Using the entries below, output exactly the line containing "What text is on this page?" and all lines that follow it to the end.

** start of RECORDS FOR THIS EXERCISE **

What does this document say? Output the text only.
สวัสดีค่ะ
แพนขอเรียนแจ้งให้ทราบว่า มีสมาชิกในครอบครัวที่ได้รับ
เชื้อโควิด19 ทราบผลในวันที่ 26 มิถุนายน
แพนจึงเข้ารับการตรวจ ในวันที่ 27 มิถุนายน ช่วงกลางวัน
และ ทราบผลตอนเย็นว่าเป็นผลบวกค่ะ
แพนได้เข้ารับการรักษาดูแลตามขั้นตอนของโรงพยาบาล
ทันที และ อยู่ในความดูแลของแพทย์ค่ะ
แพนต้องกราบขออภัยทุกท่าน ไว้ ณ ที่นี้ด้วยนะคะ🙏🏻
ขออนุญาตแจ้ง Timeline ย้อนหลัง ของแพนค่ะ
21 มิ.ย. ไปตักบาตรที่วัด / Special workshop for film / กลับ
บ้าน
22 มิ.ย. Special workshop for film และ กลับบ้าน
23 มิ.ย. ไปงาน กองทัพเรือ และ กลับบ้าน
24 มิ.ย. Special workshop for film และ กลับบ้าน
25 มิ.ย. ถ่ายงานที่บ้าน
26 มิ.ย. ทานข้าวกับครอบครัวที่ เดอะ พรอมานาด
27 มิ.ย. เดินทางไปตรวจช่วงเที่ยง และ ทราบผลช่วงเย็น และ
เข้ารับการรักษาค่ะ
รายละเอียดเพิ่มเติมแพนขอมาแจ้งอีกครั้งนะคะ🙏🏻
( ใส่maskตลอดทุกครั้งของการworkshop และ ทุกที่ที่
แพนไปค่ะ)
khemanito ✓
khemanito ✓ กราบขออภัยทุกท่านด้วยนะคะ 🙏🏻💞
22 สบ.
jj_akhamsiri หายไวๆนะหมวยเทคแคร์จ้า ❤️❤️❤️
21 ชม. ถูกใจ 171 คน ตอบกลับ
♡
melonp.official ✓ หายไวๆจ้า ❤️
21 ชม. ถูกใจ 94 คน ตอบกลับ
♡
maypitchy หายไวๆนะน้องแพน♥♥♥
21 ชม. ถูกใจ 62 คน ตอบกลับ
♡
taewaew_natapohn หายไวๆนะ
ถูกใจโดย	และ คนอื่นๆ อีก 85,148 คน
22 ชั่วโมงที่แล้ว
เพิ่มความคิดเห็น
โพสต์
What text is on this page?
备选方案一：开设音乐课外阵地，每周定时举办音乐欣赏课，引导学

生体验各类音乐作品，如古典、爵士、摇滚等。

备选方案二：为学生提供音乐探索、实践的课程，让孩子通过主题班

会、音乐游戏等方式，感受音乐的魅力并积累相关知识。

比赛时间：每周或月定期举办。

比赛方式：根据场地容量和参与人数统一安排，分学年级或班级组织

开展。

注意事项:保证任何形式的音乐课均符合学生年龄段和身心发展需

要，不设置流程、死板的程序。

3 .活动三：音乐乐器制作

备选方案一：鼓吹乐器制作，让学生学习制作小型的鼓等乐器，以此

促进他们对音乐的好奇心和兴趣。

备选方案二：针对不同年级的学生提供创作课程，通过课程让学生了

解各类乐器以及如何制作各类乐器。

** end of RECORDS FOR THIS EXERCISE **

- **COMPLETE RESPONSE**
What text is on this page?
备选方案一：开设音乐课外阵地，每周定时举办音乐欣赏课，引导学

生体验各类音乐作品，如古典、爵士、摇滚等。

备选方案二：为学生提供音乐探索、实践的课程，让孩子通过主题班

会、音乐游戏等方式，感受音乐的魅力并积累相关知识。

比赛时间：每周或月定期举办。

比赛方式：根据场地容量和参与人数统一安排，分学年级或班级组织

开展。

注意事项:保证任何形式的音乐课均符合学生年龄段和身心发展需

要，不设置流程、死板的程序。

3 .活动三：音乐乐器制作

备选方案一：鼓吹乐器制作，让学生学习制作小型的鼓等乐器，以此

促进他们对音乐的好奇心和兴趣。

备选方案二：针对不同年级的学生提供创作课程，通过课程让学生了

解各类乐器以及如何制作各类乐器。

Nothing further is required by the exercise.